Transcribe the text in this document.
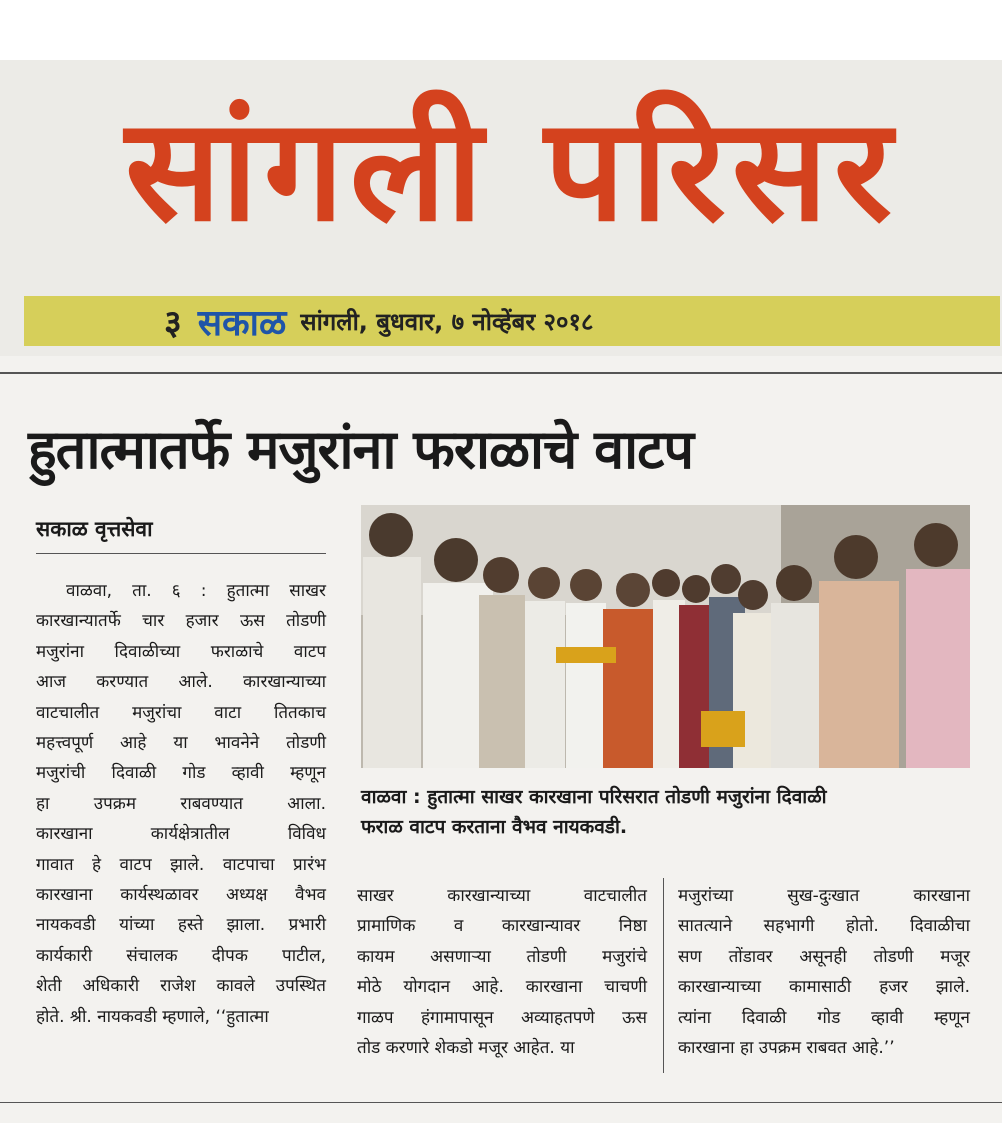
सांगली परिसर
३ सकाळ सांगली, बुधवार, ७ नोव्हेंबर २०१८
हुतात्मातर्फे मजुरांना फराळाचे वाटप
सकाळ वृत्तसेवा

वाळवा, ता. ६ : हुतात्मा साखर

कारखान्यातर्फे चार हजार ऊस तोडणी

मजुरांना दिवाळीच्या फराळाचे वाटप

आज करण्यात आले. कारखान्याच्या

वाटचालीत मजुरांचा वाटा तितकाच

महत्त्वपूर्ण आहे या भावनेने तोडणी

मजुरांची दिवाळी गोड व्हावी म्हणून

हा उपक्रम राबवण्यात आला.

कारखाना कार्यक्षेत्रातील विविध

गावात हे वाटप झाले. वाटपाचा प्रारंभ

कारखाना कार्यस्थळावर अध्यक्ष वैभव

नायकवडी यांच्या हस्ते झाला. प्रभारी

कार्यकारी संचालक दीपक पाटील,

शेती अधिकारी राजेश कावले उपस्थित

होते. श्री. नायकवडी म्हणाले, ‘‘हुतात्मा

वाळवा : हुतात्मा साखर कारखाना परिसरात तोडणी मजुरांना दिवाळी

फराळ वाटप करताना वैभव नायकवडी.

साखर कारखान्याच्या वाटचालीत

प्रामाणिक व कारखान्यावर निष्ठा

कायम असणाऱ्या तोडणी मजुरांचे

मोठे योगदान आहे. कारखाना चाचणी

गाळप हंगामापासून अव्याहतपणे ऊस

तोड करणारे शेकडो मजूर आहेत. या

मजुरांच्या सुख-दुःखात कारखाना

सातत्याने सहभागी होतो. दिवाळीचा

सण तोंडावर असूनही तोडणी मजूर

कारखान्याच्या कामासाठी हजर झाले.

त्यांना दिवाळी गोड व्हावी म्हणून

कारखाना हा उपक्रम राबवत आहे.’’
::::::
Write out the listing above again, exactly, but with no pictures in the copy.

(COMPLETED EXERCISE)
Transcribe the text in this document.
सांगली परिसर
३ सकाळ सांगली, बुधवार, ७ नोव्हेंबर २०१८
हुतात्मातर्फे मजुरांना फराळाचे वाटप
सकाळ वृत्तसेवा

वाळवा, ता. ६ : हुतात्मा साखर

कारखान्यातर्फे चार हजार ऊस तोडणी

मजुरांना दिवाळीच्या फराळाचे वाटप

आज करण्यात आले. कारखान्याच्या

वाटचालीत मजुरांचा वाटा तितकाच

महत्त्वपूर्ण आहे या भावनेने तोडणी

मजुरांची दिवाळी गोड व्हावी म्हणून

हा उपक्रम राबवण्यात आला.

कारखाना कार्यक्षेत्रातील विविध

गावात हे वाटप झाले. वाटपाचा प्रारंभ

कारखाना कार्यस्थळावर अध्यक्ष वैभव

नायकवडी यांच्या हस्ते झाला. प्रभारी

कार्यकारी संचालक दीपक पाटील,

शेती अधिकारी राजेश कावले उपस्थित

होते. श्री. नायकवडी म्हणाले, ‘‘हुतात्मा

वाळवा : हुतात्मा साखर कारखाना परिसरात तोडणी मजुरांना दिवाळी

फराळ वाटप करताना वैभव नायकवडी.

साखर कारखान्याच्या वाटचालीत

प्रामाणिक व कारखान्यावर निष्ठा

कायम असणाऱ्या तोडणी मजुरांचे

मोठे योगदान आहे. कारखाना चाचणी

गाळप हंगामापासून अव्याहतपणे ऊस

तोड करणारे शेकडो मजूर आहेत. या

मजुरांच्या सुख-दुःखात कारखाना

सातत्याने सहभागी होतो. दिवाळीचा

सण तोंडावर असूनही तोडणी मजूर

कारखान्याच्या कामासाठी हजर झाले.

त्यांना दिवाळी गोड व्हावी म्हणून

कारखाना हा उपक्रम राबवत आहे.’’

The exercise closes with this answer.